BEGIN Records for this exercise
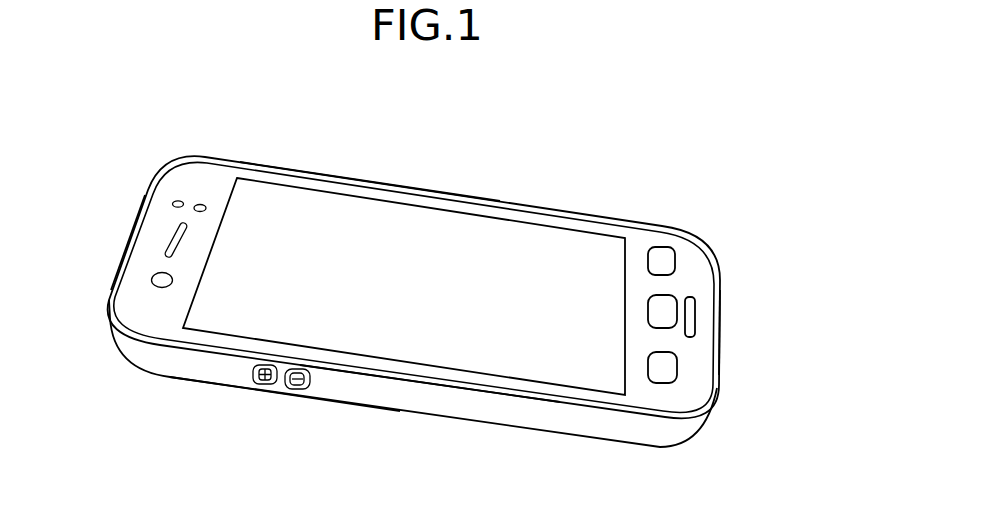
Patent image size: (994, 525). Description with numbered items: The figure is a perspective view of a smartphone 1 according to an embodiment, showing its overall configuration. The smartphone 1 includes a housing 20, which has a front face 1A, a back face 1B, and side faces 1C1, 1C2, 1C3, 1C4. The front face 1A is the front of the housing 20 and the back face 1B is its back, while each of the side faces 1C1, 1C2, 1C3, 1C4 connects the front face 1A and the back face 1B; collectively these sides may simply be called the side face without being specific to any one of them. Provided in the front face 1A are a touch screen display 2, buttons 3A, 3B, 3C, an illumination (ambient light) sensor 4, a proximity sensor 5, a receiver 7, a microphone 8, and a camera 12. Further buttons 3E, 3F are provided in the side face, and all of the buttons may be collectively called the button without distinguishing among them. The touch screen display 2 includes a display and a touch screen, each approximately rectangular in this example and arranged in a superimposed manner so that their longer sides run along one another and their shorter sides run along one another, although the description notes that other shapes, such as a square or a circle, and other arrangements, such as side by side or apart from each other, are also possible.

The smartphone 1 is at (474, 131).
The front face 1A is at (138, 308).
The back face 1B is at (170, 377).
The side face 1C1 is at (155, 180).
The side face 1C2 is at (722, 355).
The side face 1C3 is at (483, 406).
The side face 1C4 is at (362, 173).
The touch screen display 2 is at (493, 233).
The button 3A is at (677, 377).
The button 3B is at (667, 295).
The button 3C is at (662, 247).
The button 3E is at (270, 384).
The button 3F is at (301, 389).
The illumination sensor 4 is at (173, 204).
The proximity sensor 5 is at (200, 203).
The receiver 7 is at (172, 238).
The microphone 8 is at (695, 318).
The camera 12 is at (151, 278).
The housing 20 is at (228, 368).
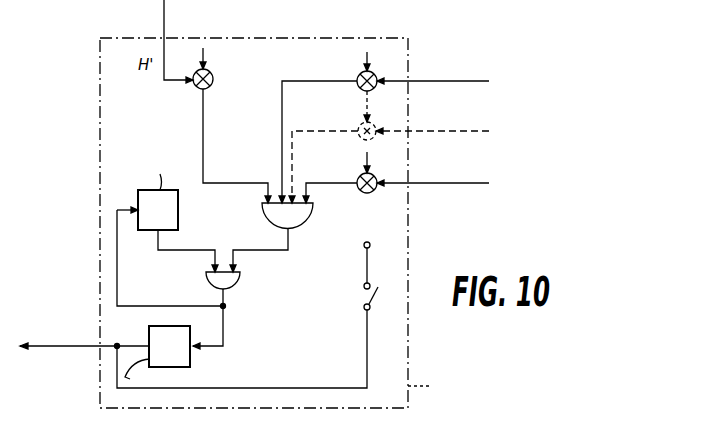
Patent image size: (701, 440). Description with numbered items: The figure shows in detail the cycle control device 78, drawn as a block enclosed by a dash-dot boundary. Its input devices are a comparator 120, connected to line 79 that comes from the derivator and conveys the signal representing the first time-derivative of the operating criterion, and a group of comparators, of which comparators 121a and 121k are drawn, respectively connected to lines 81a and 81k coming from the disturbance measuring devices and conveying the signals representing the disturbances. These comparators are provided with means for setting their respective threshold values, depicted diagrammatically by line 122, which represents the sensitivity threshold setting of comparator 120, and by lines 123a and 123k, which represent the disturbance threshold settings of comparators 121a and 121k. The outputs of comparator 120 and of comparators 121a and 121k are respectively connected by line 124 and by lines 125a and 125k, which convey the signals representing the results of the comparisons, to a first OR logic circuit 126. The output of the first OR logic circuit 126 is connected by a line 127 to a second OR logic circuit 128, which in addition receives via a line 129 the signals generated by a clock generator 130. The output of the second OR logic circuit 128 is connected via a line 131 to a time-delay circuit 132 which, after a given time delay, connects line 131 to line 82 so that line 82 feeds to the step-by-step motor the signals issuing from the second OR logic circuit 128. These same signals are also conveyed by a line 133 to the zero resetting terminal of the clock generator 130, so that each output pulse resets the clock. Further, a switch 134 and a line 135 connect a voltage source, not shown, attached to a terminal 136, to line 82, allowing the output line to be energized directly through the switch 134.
END Records for this exercise
Repeat all of the data above word for word, omitting the pictures.

Patent image size: (994, 525). Description with numbered items: The figure is a perspective view of a smartphone 1 according to an embodiment, showing its overall configuration. The smartphone 1 includes a housing 20, which has a front face 1A, a back face 1B, and side faces 1C1, 1C2, 1C3, 1C4. The front face 1A is the front of the housing 20 and the back face 1B is its back, while each of the side faces 1C1, 1C2, 1C3, 1C4 connects the front face 1A and the back face 1B; collectively these sides may simply be called the side face without being specific to any one of them. Provided in the front face 1A are a touch screen display 2, buttons 3A, 3B, 3C, an illumination (ambient light) sensor 4, a proximity sensor 5, a receiver 7, a microphone 8, and a camera 12. Further buttons 3E, 3F are provided in the side face, and all of the buttons may be collectively called the button without distinguishing among them. The touch screen display 2 includes a display and a touch screen, each approximately rectangular in this example and arranged in a superimposed manner so that their longer sides run along one another and their shorter sides run along one another, although the description notes that other shapes, such as a square or a circle, and other arrangements, such as side by side or apart from each other, are also possible.

The smartphone 1 is at (474, 131).
The front face 1A is at (138, 308).
The back face 1B is at (170, 377).
The side face 1C1 is at (155, 180).
The side face 1C2 is at (722, 355).
The side face 1C3 is at (483, 406).
The side face 1C4 is at (362, 173).
The touch screen display 2 is at (493, 233).
The button 3A is at (677, 377).
The button 3B is at (667, 295).
The button 3C is at (662, 247).
The button 3E is at (270, 384).
The button 3F is at (301, 389).
The illumination sensor 4 is at (173, 204).
The proximity sensor 5 is at (200, 203).
The receiver 7 is at (172, 238).
The microphone 8 is at (695, 318).
The camera 12 is at (151, 278).
The housing 20 is at (228, 368).
Patent image size: (701, 440). Description with numbered items: The figure shows in detail the cycle control device 78, drawn as a block enclosed by a dash-dot boundary. Its input devices are a comparator 120, connected to line 79 that comes from the derivator and conveys the signal representing the first time-derivative of the operating criterion, and a group of comparators, of which comparators 121a and 121k are drawn, respectively connected to lines 81a and 81k coming from the disturbance measuring devices and conveying the signals representing the disturbances. These comparators are provided with means for setting their respective threshold values, depicted diagrammatically by line 122, which represents the sensitivity threshold setting of comparator 120, and by lines 123a and 123k, which represent the disturbance threshold settings of comparators 121a and 121k. The outputs of comparator 120 and of comparators 121a and 121k are respectively connected by line 124 and by lines 125a and 125k, which convey the signals representing the results of the comparisons, to a first OR logic circuit 126. The output of the first OR logic circuit 126 is connected by a line 127 to a second OR logic circuit 128, which in addition receives via a line 129 the signals generated by a clock generator 130. The output of the second OR logic circuit 128 is connected via a line 131 to a time-delay circuit 132 which, after a given time delay, connects line 131 to line 82 so that line 82 feeds to the step-by-step motor the signals issuing from the second OR logic circuit 128. These same signals are also conveyed by a line 133 to the zero resetting terminal of the clock generator 130, so that each output pulse resets the clock. Further, a switch 134 and a line 135 connect a voltage source, not shown, attached to a terminal 136, to line 82, allowing the output line to be energized directly through the switch 134.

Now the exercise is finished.